Short task
In the listing below, find every line with the string "ylabel" and pull it out.

Entries
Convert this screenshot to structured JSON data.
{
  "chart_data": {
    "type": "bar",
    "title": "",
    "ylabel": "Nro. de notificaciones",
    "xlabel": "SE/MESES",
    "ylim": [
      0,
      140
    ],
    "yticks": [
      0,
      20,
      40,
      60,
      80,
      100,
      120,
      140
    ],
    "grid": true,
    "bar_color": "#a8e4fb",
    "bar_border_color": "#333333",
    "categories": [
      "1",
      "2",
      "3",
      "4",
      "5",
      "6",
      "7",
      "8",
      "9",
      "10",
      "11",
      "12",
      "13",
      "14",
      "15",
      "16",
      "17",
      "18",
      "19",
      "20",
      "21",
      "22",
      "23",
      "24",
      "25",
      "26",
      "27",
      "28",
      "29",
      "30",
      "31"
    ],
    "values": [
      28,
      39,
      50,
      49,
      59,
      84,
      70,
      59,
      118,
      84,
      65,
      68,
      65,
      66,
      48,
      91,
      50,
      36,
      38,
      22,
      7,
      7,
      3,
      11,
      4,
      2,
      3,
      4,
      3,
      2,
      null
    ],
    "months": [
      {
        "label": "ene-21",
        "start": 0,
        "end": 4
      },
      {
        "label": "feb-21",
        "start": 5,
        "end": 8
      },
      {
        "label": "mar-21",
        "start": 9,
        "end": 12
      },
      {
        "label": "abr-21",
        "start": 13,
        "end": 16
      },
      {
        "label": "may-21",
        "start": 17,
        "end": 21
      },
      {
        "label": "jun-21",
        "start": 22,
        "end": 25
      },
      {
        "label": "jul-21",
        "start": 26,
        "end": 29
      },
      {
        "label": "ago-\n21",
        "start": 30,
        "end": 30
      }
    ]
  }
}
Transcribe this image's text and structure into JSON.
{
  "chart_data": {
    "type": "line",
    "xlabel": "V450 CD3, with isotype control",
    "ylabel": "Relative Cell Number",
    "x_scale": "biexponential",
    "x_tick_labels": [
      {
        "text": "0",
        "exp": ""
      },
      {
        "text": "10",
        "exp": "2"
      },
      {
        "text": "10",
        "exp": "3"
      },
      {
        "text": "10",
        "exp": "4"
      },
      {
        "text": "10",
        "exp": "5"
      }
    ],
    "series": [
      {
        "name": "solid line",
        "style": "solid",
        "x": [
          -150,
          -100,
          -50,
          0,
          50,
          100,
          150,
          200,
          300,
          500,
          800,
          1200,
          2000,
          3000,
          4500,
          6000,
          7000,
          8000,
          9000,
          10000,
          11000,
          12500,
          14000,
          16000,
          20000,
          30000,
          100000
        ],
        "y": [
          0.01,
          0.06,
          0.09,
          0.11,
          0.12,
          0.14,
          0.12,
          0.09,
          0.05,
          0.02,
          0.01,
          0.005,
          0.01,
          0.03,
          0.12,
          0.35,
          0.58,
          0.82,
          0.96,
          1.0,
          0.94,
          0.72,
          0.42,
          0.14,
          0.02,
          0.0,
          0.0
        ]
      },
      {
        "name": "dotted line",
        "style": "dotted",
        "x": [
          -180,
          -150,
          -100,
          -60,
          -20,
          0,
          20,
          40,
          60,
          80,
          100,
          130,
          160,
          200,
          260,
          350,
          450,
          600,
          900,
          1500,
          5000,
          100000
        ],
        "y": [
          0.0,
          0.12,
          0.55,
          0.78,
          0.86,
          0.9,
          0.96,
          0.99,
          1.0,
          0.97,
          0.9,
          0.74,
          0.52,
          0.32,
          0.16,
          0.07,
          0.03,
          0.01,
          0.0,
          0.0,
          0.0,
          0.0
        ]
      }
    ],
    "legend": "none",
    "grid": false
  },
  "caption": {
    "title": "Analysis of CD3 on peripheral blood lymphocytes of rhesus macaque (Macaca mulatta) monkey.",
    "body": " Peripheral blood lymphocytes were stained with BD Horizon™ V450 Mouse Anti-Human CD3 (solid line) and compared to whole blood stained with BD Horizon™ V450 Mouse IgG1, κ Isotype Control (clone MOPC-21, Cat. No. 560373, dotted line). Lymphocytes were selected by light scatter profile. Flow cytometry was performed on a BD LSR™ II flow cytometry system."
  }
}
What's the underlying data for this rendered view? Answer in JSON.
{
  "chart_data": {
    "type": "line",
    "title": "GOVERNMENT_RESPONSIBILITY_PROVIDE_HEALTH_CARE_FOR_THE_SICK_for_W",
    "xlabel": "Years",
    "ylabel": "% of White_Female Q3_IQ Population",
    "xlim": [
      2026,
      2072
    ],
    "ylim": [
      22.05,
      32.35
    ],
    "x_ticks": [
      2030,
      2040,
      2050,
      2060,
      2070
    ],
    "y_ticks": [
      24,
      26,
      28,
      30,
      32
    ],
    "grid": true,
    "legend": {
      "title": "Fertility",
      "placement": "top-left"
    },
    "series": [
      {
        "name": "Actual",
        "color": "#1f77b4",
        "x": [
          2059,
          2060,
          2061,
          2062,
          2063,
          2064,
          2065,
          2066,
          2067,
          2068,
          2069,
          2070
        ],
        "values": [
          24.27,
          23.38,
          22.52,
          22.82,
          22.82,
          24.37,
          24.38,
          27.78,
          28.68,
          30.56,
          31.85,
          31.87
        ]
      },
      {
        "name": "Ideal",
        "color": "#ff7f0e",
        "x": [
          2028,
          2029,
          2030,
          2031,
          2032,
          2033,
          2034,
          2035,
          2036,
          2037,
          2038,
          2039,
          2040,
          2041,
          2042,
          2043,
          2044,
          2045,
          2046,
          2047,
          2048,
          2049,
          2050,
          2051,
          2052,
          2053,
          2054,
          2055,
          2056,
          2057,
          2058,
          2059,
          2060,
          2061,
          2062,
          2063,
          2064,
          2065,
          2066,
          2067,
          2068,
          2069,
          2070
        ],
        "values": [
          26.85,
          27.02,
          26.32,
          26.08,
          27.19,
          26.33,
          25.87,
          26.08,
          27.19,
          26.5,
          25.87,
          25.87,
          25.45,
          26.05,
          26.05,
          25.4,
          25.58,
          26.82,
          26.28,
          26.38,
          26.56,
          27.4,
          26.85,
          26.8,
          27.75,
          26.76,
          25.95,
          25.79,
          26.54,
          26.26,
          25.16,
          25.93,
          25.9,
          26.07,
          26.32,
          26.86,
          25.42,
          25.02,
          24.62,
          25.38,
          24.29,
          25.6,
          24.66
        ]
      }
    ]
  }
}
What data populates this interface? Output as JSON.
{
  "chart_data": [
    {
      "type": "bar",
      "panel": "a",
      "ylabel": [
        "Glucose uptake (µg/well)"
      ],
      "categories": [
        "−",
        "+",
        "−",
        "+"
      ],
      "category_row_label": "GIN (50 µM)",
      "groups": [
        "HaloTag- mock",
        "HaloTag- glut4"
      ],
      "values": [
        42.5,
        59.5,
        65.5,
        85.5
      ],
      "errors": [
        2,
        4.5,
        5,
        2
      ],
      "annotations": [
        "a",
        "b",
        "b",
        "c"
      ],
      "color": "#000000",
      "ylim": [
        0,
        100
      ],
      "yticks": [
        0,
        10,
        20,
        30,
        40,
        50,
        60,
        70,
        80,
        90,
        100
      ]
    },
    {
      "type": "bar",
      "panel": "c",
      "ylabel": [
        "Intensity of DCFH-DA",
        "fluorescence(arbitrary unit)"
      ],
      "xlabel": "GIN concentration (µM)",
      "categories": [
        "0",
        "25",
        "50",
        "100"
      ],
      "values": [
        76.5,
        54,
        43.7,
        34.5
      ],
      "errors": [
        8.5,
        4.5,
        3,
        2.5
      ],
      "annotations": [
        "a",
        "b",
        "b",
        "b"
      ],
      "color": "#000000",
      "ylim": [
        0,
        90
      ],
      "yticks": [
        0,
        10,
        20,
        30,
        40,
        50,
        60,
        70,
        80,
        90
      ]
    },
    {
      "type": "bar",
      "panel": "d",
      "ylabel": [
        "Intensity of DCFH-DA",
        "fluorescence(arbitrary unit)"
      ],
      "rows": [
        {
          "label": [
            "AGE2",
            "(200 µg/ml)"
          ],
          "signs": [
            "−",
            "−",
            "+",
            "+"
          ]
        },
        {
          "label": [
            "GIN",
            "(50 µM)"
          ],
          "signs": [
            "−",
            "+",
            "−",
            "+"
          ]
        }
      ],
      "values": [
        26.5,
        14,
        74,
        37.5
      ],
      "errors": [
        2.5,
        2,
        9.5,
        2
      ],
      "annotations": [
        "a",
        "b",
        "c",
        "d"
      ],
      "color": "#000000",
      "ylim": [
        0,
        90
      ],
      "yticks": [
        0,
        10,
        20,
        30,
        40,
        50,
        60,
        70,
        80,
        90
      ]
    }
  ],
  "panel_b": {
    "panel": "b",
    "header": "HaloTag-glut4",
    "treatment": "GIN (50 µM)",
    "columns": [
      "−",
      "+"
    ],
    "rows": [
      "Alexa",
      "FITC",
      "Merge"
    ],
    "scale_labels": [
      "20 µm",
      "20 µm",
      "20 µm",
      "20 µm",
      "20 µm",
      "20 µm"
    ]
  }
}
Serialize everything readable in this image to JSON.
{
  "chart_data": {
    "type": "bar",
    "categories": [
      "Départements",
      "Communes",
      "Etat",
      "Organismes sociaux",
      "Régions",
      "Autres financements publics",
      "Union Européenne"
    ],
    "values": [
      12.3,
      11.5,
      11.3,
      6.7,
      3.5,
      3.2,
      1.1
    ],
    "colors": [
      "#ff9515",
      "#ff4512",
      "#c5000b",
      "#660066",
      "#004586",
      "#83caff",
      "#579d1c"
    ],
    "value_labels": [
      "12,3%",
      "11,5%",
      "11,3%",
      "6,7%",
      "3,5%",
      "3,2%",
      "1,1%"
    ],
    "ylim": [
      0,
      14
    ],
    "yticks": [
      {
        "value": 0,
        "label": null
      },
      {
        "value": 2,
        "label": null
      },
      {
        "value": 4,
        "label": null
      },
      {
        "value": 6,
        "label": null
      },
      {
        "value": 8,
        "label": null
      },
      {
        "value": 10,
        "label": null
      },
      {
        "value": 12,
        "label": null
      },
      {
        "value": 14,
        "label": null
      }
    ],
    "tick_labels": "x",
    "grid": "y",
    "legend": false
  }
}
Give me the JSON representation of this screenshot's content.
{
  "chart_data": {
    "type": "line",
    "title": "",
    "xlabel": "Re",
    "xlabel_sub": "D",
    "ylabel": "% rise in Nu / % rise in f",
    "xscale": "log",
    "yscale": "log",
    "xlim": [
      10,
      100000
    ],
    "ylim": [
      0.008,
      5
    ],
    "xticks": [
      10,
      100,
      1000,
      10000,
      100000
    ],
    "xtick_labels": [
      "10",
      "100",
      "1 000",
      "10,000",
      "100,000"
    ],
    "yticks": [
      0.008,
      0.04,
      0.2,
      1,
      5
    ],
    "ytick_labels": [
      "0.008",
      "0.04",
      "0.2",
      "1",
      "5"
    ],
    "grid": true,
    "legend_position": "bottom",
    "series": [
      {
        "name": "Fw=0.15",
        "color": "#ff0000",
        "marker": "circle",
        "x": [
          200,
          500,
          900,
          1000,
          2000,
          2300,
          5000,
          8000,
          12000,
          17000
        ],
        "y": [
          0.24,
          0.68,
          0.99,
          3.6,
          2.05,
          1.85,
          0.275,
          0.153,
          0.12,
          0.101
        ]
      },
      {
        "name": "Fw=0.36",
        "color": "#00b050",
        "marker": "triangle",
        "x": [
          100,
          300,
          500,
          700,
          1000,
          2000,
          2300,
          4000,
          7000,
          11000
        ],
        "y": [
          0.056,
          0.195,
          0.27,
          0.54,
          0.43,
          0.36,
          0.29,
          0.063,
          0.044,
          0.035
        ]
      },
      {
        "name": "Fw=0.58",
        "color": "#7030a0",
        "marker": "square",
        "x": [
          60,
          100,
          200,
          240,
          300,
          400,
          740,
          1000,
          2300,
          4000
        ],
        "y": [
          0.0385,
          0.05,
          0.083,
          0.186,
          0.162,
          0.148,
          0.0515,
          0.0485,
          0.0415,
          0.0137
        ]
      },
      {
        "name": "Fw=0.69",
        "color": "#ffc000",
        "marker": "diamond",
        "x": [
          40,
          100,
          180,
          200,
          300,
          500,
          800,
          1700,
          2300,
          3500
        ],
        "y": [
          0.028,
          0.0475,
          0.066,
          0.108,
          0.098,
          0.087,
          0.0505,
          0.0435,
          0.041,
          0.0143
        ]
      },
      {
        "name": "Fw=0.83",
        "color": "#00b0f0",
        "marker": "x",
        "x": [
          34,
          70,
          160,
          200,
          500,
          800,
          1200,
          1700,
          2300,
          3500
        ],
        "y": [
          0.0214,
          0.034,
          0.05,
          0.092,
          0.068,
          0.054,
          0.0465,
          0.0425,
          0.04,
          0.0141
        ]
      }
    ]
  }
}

Worked answer
    "ylabel": "Nro. de notificaciones",
    "ylabel": "Relative Cell Number",
    "ylabel": "% of White_Female Q3_IQ Population",
      "ylabel": [
      "ylabel": [
      "ylabel": [
    "ylabel": "% rise in Nu / % rise in f",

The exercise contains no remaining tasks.